Leave out every picture, then transcribe the rest of the listing exactly.

"""

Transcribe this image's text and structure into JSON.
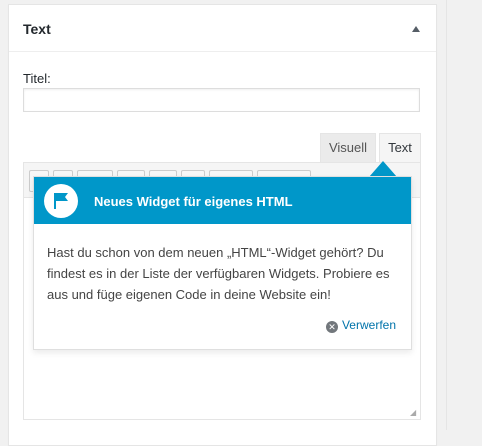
{
  "widget": {
    "title": "Text",
    "field_label": "Titel:",
    "title_value": ""
  },
  "editor": {
    "tab_visual": "Visuell",
    "tab_text": "Text"
  },
  "pointer": {
    "title": "Neues Widget für eigenes HTML",
    "body": "Hast du schon von dem neuen „HTML“-Widget gehört? Du findest es in der Liste der verfügbaren Widgets. Probiere es aus und füge eigenen Code in deine Website ein!",
    "dismiss_label": "Verwerfen",
    "header_color": "#0097c9"
  },
  "icons": {
    "toggle": "collapse-arrow-up-icon",
    "flag": "flag-icon",
    "dismiss": "close-circle-icon",
    "resize": "resize-grip-icon"
  }
}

"""

Reply to the exercise:
Transcribe this image's text and structure into JSON.
{
  "widget": {
    "title": "Text",
    "field_label": "Titel:",
    "title_value": ""
  },
  "editor": {
    "tab_visual": "Visuell",
    "tab_text": "Text"
  },
  "pointer": {
    "title": "Neues Widget für eigenes HTML",
    "body": "Hast du schon von dem neuen „HTML“-Widget gehört? Du findest es in der Liste der verfügbaren Widgets. Probiere es aus und füge eigenen Code in deine Website ein!",
    "dismiss_label": "Verwerfen",
    "header_color": "#0097c9"
  },
  "icons": {
    "toggle": "collapse-arrow-up-icon",
    "flag": "flag-icon",
    "dismiss": "close-circle-icon",
    "resize": "resize-grip-icon"
  }
}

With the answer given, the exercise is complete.